- [TRAVAIL DEMANDÉ 1]:
Répondez aux questions suivantes à partir de l'extrait relatif à l'exonération de plus-value :
(a) Quelle juridiction a rendu la décision citée, et à quelle date ?
(b) Pendant combien d'années précédant la cession le cédant ne doit-il pas avoir été propriétaire de sa résidence principale ?
(c) Quel bien la contribuable avait-elle cédé ?
- [TRAVAIL DEMANDÉ 2]: Recopiez fidèlement le passage de l'extrait relatif à l'exonération de plus-value qui va des mots « Exonération de la » jusqu'aux mots « sa résidence principale. » inclus.
- [TRAVAIL DEMANDÉ 3]: Poursuivez l'extrait relatif à l'exonération de plus-value à partir de l'endroit où il s'arrête.

- [EXTRAIT À LIRE]:
Exonération de la première cession d’un logement autre que la résidence principale
CAA Versailles, 9 avril 2026, n° 24VE00924
L’article 150 U, II, 1° bis du code général des impôts prévoit une exonération de plus-value en cas de première cession d’un logement autre que la résidence principale, lorsque le cédant n’a pas été propriétaire de sa résidence principale au cours des quatre années précédant la cession et remploie le prix de cession dans l’acquisition ou la construction de son habitation principale.
Dans l’affaire soumise à la cour, une contribuable avait cédé un appartement et entendait bénéficier de l’exonération de sa plus-value, en soutenant que le prix de cession avait été remployé dans des travaux réalisés dans une maison destinée à devenir sa résidence principale.

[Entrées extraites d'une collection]
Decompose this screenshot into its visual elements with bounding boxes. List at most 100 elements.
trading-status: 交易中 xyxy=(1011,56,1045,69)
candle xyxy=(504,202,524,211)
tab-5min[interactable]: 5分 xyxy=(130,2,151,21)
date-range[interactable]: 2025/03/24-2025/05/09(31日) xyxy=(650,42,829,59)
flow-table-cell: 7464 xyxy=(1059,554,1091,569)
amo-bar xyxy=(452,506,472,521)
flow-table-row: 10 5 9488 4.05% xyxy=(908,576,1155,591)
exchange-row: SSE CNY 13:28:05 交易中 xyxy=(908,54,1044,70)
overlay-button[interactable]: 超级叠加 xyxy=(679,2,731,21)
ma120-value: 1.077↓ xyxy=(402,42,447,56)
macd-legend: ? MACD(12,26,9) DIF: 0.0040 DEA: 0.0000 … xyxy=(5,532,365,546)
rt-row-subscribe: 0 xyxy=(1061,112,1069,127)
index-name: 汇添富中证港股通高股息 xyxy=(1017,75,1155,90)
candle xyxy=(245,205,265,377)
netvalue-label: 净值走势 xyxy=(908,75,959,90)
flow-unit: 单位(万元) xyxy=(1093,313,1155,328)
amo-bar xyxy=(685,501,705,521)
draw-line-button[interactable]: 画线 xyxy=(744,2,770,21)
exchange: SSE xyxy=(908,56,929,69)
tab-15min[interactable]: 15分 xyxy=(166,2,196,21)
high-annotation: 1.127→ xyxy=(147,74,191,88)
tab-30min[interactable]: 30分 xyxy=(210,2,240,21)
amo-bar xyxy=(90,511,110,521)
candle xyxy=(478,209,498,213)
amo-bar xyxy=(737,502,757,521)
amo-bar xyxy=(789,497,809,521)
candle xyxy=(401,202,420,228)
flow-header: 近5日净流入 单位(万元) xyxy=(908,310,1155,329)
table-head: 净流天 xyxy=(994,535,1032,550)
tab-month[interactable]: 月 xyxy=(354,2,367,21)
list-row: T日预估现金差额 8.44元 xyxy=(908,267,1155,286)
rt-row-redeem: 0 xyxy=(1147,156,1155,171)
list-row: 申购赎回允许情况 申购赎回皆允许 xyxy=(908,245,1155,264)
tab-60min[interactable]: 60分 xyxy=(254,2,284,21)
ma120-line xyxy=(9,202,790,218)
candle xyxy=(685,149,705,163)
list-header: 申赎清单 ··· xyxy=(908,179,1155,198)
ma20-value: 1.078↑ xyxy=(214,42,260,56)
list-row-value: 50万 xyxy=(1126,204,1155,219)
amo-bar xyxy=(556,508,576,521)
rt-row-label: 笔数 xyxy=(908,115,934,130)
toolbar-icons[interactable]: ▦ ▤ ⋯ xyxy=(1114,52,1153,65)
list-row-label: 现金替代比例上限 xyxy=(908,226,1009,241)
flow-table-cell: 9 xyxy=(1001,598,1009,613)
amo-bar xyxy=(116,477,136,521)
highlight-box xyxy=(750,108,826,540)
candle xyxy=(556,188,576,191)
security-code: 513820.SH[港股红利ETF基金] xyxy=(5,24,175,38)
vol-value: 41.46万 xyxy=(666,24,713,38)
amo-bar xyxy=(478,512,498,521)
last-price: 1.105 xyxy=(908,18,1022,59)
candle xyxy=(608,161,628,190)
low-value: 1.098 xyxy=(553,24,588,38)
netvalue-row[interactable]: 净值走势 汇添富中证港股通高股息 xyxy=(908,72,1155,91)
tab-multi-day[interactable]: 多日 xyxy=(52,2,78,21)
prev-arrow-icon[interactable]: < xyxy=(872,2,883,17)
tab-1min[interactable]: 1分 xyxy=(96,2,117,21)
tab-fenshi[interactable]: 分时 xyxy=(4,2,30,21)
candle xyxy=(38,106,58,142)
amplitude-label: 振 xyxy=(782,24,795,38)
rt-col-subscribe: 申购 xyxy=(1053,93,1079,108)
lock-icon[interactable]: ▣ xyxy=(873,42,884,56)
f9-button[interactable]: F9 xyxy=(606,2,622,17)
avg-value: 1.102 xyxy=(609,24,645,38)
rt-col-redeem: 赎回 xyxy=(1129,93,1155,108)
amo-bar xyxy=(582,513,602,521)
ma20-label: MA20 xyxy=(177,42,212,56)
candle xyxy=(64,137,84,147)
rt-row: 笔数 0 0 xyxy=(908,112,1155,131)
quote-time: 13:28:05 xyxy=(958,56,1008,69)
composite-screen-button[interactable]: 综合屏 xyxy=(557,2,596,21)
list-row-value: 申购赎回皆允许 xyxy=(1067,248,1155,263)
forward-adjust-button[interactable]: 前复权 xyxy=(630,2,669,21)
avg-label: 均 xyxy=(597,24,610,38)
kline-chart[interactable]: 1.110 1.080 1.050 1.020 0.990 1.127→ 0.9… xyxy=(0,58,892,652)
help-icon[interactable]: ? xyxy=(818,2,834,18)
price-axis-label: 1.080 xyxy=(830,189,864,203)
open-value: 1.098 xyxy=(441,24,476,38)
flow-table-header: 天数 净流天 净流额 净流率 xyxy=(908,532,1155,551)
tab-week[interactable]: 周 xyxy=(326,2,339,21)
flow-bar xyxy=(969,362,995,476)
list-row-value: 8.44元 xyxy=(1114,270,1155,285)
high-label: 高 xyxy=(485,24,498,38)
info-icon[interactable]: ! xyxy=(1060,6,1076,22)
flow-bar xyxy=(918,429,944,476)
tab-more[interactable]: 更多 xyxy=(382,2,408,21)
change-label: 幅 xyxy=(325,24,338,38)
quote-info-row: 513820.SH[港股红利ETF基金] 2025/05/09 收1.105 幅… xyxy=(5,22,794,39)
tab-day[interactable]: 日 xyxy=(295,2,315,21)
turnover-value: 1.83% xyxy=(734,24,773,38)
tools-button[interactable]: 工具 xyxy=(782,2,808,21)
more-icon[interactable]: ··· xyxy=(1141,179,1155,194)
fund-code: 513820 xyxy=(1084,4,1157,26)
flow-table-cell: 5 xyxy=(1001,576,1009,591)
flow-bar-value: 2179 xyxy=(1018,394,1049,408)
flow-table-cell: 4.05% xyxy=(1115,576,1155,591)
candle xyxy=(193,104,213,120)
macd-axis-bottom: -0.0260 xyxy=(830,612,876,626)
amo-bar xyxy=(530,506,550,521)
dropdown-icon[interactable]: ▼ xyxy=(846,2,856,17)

- [RÉPONSE 1]:
(a) La cour administrative d'appel de Versailles (CAA Versailles), le 9 avril 2026.
(b) Quatre années.
(c) Un appartement.

- [RÉPONSE 2]:
Exonération de la première cession d’un logement autre que la résidence principale
CAA Versailles, 9 avril 2026, n° 24VE00924
L’article 150 U, II, 1° bis du code général des impôts prévoit une exonération de plus-value en cas de première cession d’un logement autre que la résidence principale, lorsque le cédant n’a pas été propriétaire de sa résidence principale au cours des quatre années précédant la cession et remploie le prix de cession dans l’acquisition ou la construction de son habitation principale.
Dans l’affaire soumise à la cour, une contribuable avait cédé un appartement et entendait bénéficier de l’exonération de sa plus-value, en soutenant que le prix de cession avait été remployé dans des travaux réalisés dans une maison destinée à devenir sa résidence principale.

- [RÉPONSE 3]:
La difficulté tenait au fait que cette maison avait été acquise avant la cession de l’appartement. La contribuable faisait valoir qu’elle ne l’avait effectivement occupée qu’après l’achèvement des travaux et que la décision de vendre l’appartement avait été prise antérieurement.
La cour écarte toutefois cet argument. Elle juge que le régime d’exonération n’était applicable dès lors que la contribuable était déjà propriétaire, avant la cession, du bien destiné à devenir son habitation principale. Le fait que l’occupation effective du logement soit intervenue plus tard, après travaux, est sans incidence.
La cour refuse également d’appliquer le tempérament admis par la doctrine administrative lorsque l’acquisition de la future résidence principale précède la cession du logement. Encore faut-il, dans cette hypothèse, établir que le bien cédé avait été effectivement mis en vente avant l’acquisition. Une simple intention de vendre ou des démarches préparatoires ne suffisent pas.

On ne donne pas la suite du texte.